Stored records:
•••

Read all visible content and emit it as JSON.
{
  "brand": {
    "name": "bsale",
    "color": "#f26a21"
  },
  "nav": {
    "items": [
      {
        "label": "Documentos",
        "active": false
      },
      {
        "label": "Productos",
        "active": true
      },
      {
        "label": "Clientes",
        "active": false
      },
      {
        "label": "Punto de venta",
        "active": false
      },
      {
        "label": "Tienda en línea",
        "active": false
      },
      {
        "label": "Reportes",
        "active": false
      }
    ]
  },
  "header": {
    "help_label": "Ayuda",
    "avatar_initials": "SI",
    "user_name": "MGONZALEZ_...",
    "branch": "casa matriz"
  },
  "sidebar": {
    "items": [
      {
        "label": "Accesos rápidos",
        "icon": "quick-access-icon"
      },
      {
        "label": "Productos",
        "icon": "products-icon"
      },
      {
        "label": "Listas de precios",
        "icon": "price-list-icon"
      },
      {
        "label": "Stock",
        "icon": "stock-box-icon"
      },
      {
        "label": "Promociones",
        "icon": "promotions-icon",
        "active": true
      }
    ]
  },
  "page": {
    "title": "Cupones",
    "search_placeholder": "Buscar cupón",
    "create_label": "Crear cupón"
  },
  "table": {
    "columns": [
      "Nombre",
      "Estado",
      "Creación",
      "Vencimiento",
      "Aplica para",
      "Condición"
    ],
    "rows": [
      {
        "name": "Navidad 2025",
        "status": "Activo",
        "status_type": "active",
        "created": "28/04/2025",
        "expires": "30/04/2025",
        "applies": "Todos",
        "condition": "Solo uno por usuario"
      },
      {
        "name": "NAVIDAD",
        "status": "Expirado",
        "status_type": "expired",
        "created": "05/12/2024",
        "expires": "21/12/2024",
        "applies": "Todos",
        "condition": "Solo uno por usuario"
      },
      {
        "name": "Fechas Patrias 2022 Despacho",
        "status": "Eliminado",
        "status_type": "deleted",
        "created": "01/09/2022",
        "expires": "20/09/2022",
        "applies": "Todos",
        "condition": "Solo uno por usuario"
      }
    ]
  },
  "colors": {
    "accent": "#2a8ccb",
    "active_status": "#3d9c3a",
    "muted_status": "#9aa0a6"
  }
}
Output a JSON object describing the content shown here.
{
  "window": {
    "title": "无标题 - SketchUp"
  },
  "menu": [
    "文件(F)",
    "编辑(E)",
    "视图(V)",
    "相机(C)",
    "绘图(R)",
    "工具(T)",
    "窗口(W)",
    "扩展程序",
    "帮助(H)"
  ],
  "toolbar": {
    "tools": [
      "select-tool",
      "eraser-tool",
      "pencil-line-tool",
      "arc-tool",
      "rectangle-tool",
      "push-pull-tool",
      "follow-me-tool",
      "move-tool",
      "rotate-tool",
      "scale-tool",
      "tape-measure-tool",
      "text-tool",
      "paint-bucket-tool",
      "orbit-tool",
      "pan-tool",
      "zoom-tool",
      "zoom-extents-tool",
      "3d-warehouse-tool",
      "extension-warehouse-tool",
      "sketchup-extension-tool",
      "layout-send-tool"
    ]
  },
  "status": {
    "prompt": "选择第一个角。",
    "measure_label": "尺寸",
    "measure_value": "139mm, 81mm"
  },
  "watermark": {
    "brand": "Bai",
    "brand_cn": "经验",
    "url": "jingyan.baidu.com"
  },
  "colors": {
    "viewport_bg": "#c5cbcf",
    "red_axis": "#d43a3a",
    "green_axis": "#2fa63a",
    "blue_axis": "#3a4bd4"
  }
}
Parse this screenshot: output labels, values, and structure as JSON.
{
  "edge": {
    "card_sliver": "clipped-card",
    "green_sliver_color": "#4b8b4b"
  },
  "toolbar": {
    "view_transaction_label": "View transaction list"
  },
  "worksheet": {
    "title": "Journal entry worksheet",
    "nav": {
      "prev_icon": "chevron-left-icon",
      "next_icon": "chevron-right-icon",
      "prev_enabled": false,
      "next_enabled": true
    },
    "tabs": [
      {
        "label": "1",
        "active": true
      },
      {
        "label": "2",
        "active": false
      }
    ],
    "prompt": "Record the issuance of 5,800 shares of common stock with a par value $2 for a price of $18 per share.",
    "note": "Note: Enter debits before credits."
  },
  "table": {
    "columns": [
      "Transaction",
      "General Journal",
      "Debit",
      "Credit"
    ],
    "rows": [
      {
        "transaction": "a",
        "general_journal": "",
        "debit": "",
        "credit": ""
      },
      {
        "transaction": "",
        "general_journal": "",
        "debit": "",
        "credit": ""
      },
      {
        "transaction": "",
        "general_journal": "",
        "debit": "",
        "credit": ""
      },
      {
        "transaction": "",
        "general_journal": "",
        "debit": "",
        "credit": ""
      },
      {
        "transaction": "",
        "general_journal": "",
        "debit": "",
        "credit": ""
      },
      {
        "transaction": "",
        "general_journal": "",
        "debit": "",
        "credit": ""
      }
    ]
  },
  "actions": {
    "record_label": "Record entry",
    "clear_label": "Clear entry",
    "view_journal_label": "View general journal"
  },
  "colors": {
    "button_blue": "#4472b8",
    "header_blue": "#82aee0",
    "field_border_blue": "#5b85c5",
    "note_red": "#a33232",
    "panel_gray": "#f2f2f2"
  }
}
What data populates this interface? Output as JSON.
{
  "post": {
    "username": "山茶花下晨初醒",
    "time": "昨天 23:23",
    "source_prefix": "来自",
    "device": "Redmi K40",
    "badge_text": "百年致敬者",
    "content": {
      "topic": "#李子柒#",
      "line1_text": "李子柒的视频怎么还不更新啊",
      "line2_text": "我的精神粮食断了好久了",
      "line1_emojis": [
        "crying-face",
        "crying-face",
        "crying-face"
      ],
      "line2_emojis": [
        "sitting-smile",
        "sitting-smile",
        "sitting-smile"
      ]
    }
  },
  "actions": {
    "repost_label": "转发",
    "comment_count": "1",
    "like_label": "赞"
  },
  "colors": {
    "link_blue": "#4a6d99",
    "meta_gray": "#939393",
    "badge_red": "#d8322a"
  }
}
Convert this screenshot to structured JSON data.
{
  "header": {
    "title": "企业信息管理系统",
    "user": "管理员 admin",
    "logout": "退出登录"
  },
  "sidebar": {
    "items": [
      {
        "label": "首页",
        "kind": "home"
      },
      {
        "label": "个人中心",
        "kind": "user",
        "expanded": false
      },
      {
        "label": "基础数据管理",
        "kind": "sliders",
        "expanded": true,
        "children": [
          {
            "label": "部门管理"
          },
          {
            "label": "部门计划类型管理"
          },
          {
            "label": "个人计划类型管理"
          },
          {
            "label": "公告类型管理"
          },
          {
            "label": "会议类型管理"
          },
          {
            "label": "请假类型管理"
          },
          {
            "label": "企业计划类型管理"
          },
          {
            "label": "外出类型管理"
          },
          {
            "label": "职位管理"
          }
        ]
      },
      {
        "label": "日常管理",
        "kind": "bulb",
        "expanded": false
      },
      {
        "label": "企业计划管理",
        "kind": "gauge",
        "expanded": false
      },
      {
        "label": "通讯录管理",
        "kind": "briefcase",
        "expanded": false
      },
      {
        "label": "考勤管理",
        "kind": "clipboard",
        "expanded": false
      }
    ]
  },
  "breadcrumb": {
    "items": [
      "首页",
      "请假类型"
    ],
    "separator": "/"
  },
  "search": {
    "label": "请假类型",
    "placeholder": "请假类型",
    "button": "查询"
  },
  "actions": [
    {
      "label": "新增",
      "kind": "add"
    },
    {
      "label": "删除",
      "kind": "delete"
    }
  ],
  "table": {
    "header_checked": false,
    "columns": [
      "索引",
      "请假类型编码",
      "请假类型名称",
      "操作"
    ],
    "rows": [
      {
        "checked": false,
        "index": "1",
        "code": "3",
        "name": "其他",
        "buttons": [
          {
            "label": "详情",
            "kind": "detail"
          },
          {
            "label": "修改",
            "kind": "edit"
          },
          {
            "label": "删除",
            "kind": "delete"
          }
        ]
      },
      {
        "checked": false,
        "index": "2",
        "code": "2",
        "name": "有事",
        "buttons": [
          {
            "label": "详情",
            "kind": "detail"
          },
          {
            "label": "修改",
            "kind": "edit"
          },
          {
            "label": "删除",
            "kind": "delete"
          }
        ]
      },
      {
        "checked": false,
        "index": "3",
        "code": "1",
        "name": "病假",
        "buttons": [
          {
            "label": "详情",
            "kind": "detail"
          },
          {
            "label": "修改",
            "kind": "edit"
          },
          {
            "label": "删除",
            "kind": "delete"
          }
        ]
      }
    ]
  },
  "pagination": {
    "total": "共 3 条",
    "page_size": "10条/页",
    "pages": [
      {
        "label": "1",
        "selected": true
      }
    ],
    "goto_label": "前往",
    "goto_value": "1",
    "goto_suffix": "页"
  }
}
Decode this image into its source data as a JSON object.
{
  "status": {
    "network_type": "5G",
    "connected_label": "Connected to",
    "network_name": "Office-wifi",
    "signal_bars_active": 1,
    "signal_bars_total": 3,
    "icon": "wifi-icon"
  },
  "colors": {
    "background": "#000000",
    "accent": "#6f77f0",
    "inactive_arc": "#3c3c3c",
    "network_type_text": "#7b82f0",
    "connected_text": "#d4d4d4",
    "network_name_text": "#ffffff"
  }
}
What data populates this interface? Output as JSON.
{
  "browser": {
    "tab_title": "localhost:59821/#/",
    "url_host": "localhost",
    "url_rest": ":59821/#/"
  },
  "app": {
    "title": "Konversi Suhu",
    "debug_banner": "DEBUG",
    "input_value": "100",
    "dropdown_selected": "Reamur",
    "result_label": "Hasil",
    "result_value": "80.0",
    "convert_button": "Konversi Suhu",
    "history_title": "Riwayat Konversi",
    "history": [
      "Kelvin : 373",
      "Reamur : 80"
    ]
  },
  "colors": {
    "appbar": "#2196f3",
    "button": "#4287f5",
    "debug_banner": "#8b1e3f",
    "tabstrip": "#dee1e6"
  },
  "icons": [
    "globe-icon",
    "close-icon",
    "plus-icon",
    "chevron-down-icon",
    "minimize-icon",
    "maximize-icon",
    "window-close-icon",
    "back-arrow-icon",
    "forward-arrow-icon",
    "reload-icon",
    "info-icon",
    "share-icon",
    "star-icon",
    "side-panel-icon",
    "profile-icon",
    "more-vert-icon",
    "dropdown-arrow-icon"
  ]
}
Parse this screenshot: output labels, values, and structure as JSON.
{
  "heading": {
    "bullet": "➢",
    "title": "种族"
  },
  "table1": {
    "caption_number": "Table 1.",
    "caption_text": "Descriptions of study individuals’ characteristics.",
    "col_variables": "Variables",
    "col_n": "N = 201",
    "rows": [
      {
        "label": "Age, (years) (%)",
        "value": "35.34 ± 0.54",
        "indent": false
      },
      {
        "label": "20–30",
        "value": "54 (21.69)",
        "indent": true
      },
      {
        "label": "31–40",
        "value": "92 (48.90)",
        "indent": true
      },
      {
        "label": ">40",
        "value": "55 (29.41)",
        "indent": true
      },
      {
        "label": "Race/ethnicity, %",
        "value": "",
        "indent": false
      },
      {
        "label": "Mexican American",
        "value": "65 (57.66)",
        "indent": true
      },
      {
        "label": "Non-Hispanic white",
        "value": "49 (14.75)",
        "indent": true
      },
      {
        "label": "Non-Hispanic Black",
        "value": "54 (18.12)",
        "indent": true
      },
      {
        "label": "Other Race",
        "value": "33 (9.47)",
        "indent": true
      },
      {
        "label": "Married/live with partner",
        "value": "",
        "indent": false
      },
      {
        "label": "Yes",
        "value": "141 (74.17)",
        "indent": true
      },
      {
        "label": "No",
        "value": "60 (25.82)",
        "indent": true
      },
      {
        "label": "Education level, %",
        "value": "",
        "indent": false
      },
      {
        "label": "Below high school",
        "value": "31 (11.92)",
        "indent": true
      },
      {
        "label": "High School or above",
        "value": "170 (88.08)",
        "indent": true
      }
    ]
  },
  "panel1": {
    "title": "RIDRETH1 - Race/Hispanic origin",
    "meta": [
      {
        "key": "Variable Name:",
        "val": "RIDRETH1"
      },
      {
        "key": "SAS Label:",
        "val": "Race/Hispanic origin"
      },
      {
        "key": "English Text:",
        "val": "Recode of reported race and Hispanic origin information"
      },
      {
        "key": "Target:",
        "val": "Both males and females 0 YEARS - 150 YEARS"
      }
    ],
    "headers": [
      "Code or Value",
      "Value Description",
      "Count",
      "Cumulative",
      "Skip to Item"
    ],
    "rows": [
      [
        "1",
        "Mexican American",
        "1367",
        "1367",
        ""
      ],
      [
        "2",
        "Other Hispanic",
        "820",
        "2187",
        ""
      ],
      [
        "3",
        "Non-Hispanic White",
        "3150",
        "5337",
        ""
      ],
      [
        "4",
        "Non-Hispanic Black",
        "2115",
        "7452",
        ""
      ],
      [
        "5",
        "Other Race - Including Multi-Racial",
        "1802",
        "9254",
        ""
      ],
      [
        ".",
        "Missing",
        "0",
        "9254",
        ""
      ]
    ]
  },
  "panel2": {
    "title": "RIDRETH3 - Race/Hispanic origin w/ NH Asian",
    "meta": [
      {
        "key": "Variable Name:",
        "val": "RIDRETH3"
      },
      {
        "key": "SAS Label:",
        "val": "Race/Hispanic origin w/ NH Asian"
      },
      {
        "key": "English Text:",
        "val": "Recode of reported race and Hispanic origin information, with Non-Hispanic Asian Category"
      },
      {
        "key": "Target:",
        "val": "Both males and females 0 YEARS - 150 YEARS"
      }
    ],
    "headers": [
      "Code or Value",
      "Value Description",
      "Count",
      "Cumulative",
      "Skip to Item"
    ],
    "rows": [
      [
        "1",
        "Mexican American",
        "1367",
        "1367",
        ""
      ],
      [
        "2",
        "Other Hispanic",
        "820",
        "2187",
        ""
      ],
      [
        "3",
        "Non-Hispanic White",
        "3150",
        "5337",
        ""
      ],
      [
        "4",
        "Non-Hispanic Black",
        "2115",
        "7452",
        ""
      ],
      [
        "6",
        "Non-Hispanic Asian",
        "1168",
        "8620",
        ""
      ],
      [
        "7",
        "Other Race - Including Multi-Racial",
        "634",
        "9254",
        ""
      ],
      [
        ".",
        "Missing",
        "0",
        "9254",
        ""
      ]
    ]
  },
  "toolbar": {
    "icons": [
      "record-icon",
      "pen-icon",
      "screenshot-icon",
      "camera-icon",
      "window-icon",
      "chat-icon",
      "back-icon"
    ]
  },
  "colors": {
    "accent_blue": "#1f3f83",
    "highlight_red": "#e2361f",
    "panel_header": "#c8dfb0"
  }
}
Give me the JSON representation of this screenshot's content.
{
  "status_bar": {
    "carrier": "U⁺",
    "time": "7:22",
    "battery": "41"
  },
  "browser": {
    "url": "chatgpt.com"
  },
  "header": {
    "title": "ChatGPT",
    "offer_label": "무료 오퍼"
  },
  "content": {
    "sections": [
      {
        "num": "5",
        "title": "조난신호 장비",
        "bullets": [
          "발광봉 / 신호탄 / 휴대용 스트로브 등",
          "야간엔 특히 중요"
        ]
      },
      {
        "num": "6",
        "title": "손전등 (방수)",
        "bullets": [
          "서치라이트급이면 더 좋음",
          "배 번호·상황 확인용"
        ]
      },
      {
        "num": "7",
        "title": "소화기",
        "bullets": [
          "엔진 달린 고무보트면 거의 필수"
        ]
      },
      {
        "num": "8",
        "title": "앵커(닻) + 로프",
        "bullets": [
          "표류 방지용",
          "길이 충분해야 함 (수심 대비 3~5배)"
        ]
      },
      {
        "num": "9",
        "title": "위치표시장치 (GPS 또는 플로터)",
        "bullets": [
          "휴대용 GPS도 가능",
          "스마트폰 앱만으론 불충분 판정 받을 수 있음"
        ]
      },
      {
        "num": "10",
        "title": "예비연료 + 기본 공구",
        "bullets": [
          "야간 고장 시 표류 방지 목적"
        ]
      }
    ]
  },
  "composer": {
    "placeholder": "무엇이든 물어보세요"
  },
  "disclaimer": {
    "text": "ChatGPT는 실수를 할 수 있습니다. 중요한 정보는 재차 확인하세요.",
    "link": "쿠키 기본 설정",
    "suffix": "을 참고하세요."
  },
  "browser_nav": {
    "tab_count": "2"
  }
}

•••

DO THIS:
For the records above, state how many lines include the string "object", giving the number and nothing else.

TASK RESULT:
2